> **AIM**
All material below is to be reproduced exactly.

═══ MATERIAL TO PROCESS ═══

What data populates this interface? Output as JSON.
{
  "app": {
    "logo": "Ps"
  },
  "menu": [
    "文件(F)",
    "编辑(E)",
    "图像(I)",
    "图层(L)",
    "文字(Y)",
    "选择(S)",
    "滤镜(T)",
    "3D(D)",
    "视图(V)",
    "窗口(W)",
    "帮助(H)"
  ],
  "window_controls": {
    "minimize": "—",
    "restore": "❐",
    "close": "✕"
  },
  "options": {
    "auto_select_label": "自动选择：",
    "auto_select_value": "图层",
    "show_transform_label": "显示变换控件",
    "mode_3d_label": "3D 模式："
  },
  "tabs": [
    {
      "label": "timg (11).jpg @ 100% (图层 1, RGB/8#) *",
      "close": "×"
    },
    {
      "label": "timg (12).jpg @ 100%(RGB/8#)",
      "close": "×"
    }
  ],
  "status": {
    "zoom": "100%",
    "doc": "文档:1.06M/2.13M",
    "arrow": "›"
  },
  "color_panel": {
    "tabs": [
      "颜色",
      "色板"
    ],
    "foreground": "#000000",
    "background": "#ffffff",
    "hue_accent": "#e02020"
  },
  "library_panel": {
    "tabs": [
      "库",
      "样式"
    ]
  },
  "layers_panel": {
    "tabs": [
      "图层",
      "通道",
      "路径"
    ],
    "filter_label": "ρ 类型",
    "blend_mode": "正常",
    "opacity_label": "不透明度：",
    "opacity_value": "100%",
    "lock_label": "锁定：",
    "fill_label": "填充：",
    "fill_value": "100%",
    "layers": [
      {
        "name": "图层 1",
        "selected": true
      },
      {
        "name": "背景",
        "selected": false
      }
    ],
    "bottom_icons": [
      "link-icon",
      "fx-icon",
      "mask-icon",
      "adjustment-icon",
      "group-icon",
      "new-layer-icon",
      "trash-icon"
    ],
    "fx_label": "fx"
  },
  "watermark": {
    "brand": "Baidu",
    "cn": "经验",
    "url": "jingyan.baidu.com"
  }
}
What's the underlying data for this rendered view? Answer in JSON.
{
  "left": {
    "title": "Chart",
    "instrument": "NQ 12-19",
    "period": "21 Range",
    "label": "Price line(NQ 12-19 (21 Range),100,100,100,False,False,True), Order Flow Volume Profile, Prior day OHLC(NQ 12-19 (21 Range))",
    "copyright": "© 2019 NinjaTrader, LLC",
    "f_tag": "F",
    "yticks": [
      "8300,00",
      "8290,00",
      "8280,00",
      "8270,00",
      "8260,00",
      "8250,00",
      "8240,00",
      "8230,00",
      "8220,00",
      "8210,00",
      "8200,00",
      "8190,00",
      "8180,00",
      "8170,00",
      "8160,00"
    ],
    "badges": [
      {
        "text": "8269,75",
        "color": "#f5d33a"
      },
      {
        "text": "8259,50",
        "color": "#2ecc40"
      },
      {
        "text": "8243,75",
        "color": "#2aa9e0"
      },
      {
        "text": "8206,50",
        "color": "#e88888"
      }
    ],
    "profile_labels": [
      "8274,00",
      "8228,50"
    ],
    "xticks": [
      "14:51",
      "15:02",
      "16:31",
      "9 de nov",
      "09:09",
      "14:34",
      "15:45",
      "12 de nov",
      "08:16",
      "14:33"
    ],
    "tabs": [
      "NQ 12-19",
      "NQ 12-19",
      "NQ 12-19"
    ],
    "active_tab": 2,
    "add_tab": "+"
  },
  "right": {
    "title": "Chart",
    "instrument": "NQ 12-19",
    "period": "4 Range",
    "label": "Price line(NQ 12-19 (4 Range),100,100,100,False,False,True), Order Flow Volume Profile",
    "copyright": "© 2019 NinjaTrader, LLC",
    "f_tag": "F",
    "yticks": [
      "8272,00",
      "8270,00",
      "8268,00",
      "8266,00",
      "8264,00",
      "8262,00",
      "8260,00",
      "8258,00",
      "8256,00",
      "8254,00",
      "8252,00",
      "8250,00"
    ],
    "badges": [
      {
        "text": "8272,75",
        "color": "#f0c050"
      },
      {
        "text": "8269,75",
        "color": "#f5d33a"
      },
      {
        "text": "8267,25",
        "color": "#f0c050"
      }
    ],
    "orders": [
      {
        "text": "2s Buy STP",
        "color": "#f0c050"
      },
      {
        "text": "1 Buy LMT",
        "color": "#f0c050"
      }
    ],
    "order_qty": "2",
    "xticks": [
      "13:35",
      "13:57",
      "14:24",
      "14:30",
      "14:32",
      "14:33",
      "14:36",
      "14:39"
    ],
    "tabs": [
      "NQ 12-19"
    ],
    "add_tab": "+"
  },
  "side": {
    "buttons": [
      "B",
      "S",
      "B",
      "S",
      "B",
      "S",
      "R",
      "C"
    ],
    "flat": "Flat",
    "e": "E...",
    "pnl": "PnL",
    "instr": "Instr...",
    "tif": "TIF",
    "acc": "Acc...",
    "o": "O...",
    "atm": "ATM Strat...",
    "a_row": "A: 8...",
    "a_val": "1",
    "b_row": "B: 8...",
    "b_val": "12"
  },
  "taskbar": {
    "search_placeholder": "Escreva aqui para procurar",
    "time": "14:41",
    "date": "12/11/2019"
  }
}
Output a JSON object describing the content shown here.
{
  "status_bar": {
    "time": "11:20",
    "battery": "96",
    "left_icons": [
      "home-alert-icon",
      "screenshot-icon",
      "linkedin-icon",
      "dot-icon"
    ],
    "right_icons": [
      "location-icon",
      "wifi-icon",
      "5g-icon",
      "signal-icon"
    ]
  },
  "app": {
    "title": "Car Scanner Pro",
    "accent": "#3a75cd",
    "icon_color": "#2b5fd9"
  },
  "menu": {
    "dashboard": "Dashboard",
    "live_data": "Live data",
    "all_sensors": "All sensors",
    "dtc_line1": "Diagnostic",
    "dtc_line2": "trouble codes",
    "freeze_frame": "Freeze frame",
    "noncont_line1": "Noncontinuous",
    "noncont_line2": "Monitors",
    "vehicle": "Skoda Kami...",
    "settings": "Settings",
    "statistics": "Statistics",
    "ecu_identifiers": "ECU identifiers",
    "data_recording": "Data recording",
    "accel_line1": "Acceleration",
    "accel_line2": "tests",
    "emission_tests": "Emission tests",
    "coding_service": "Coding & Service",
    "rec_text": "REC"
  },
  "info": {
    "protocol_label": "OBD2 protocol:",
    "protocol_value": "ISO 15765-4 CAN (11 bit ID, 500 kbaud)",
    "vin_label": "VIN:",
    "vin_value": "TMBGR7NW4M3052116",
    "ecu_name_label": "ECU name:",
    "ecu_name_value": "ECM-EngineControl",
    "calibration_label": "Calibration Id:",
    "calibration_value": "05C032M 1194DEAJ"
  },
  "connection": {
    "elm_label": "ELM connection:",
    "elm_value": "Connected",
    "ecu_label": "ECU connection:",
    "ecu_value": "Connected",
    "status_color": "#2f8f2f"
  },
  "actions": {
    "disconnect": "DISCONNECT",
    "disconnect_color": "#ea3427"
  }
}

═══

> **SOLUTION FOR THIS PROBLEM**
What data populates this interface? Output as JSON.
{
  "app": {
    "logo": "Ps"
  },
  "menu": [
    "文件(F)",
    "编辑(E)",
    "图像(I)",
    "图层(L)",
    "文字(Y)",
    "选择(S)",
    "滤镜(T)",
    "3D(D)",
    "视图(V)",
    "窗口(W)",
    "帮助(H)"
  ],
  "window_controls": {
    "minimize": "—",
    "restore": "❐",
    "close": "✕"
  },
  "options": {
    "auto_select_label": "自动选择：",
    "auto_select_value": "图层",
    "show_transform_label": "显示变换控件",
    "mode_3d_label": "3D 模式："
  },
  "tabs": [
    {
      "label": "timg (11).jpg @ 100% (图层 1, RGB/8#) *",
      "close": "×"
    },
    {
      "label": "timg (12).jpg @ 100%(RGB/8#)",
      "close": "×"
    }
  ],
  "status": {
    "zoom": "100%",
    "doc": "文档:1.06M/2.13M",
    "arrow": "›"
  },
  "color_panel": {
    "tabs": [
      "颜色",
      "色板"
    ],
    "foreground": "#000000",
    "background": "#ffffff",
    "hue_accent": "#e02020"
  },
  "library_panel": {
    "tabs": [
      "库",
      "样式"
    ]
  },
  "layers_panel": {
    "tabs": [
      "图层",
      "通道",
      "路径"
    ],
    "filter_label": "ρ 类型",
    "blend_mode": "正常",
    "opacity_label": "不透明度：",
    "opacity_value": "100%",
    "lock_label": "锁定：",
    "fill_label": "填充：",
    "fill_value": "100%",
    "layers": [
      {
        "name": "图层 1",
        "selected": true
      },
      {
        "name": "背景",
        "selected": false
      }
    ],
    "bottom_icons": [
      "link-icon",
      "fx-icon",
      "mask-icon",
      "adjustment-icon",
      "group-icon",
      "new-layer-icon",
      "trash-icon"
    ],
    "fx_label": "fx"
  },
  "watermark": {
    "brand": "Baidu",
    "cn": "经验",
    "url": "jingyan.baidu.com"
  }
}
What's the underlying data for this rendered view? Answer in JSON.
{
  "left": {
    "title": "Chart",
    "instrument": "NQ 12-19",
    "period": "21 Range",
    "label": "Price line(NQ 12-19 (21 Range),100,100,100,False,False,True), Order Flow Volume Profile, Prior day OHLC(NQ 12-19 (21 Range))",
    "copyright": "© 2019 NinjaTrader, LLC",
    "f_tag": "F",
    "yticks": [
      "8300,00",
      "8290,00",
      "8280,00",
      "8270,00",
      "8260,00",
      "8250,00",
      "8240,00",
      "8230,00",
      "8220,00",
      "8210,00",
      "8200,00",
      "8190,00",
      "8180,00",
      "8170,00",
      "8160,00"
    ],
    "badges": [
      {
        "text": "8269,75",
        "color": "#f5d33a"
      },
      {
        "text": "8259,50",
        "color": "#2ecc40"
      },
      {
        "text": "8243,75",
        "color": "#2aa9e0"
      },
      {
        "text": "8206,50",
        "color": "#e88888"
      }
    ],
    "profile_labels": [
      "8274,00",
      "8228,50"
    ],
    "xticks": [
      "14:51",
      "15:02",
      "16:31",
      "9 de nov",
      "09:09",
      "14:34",
      "15:45",
      "12 de nov",
      "08:16",
      "14:33"
    ],
    "tabs": [
      "NQ 12-19",
      "NQ 12-19",
      "NQ 12-19"
    ],
    "active_tab": 2,
    "add_tab": "+"
  },
  "right": {
    "title": "Chart",
    "instrument": "NQ 12-19",
    "period": "4 Range",
    "label": "Price line(NQ 12-19 (4 Range),100,100,100,False,False,True), Order Flow Volume Profile",
    "copyright": "© 2019 NinjaTrader, LLC",
    "f_tag": "F",
    "yticks": [
      "8272,00",
      "8270,00",
      "8268,00",
      "8266,00",
      "8264,00",
      "8262,00",
      "8260,00",
      "8258,00",
      "8256,00",
      "8254,00",
      "8252,00",
      "8250,00"
    ],
    "badges": [
      {
        "text": "8272,75",
        "color": "#f0c050"
      },
      {
        "text": "8269,75",
        "color": "#f5d33a"
      },
      {
        "text": "8267,25",
        "color": "#f0c050"
      }
    ],
    "orders": [
      {
        "text": "2s Buy STP",
        "color": "#f0c050"
      },
      {
        "text": "1 Buy LMT",
        "color": "#f0c050"
      }
    ],
    "order_qty": "2",
    "xticks": [
      "13:35",
      "13:57",
      "14:24",
      "14:30",
      "14:32",
      "14:33",
      "14:36",
      "14:39"
    ],
    "tabs": [
      "NQ 12-19"
    ],
    "add_tab": "+"
  },
  "side": {
    "buttons": [
      "B",
      "S",
      "B",
      "S",
      "B",
      "S",
      "R",
      "C"
    ],
    "flat": "Flat",
    "e": "E...",
    "pnl": "PnL",
    "instr": "Instr...",
    "tif": "TIF",
    "acc": "Acc...",
    "o": "O...",
    "atm": "ATM Strat...",
    "a_row": "A: 8...",
    "a_val": "1",
    "b_row": "B: 8...",
    "b_val": "12"
  },
  "taskbar": {
    "search_placeholder": "Escreva aqui para procurar",
    "time": "14:41",
    "date": "12/11/2019"
  }
}
Output a JSON object describing the content shown here.
{
  "status_bar": {
    "time": "11:20",
    "battery": "96",
    "left_icons": [
      "home-alert-icon",
      "screenshot-icon",
      "linkedin-icon",
      "dot-icon"
    ],
    "right_icons": [
      "location-icon",
      "wifi-icon",
      "5g-icon",
      "signal-icon"
    ]
  },
  "app": {
    "title": "Car Scanner Pro",
    "accent": "#3a75cd",
    "icon_color": "#2b5fd9"
  },
  "menu": {
    "dashboard": "Dashboard",
    "live_data": "Live data",
    "all_sensors": "All sensors",
    "dtc_line1": "Diagnostic",
    "dtc_line2": "trouble codes",
    "freeze_frame": "Freeze frame",
    "noncont_line1": "Noncontinuous",
    "noncont_line2": "Monitors",
    "vehicle": "Skoda Kami...",
    "settings": "Settings",
    "statistics": "Statistics",
    "ecu_identifiers": "ECU identifiers",
    "data_recording": "Data recording",
    "accel_line1": "Acceleration",
    "accel_line2": "tests",
    "emission_tests": "Emission tests",
    "coding_service": "Coding & Service",
    "rec_text": "REC"
  },
  "info": {
    "protocol_label": "OBD2 protocol:",
    "protocol_value": "ISO 15765-4 CAN (11 bit ID, 500 kbaud)",
    "vin_label": "VIN:",
    "vin_value": "TMBGR7NW4M3052116",
    "ecu_name_label": "ECU name:",
    "ecu_name_value": "ECM-EngineControl",
    "calibration_label": "Calibration Id:",
    "calibration_value": "05C032M 1194DEAJ"
  },
  "connection": {
    "elm_label": "ELM connection:",
    "elm_value": "Connected",
    "ecu_label": "ECU connection:",
    "ecu_value": "Connected",
    "status_color": "#2f8f2f"
  },
  "actions": {
    "disconnect": "DISCONNECT",
    "disconnect_color": "#ea3427"
  }
}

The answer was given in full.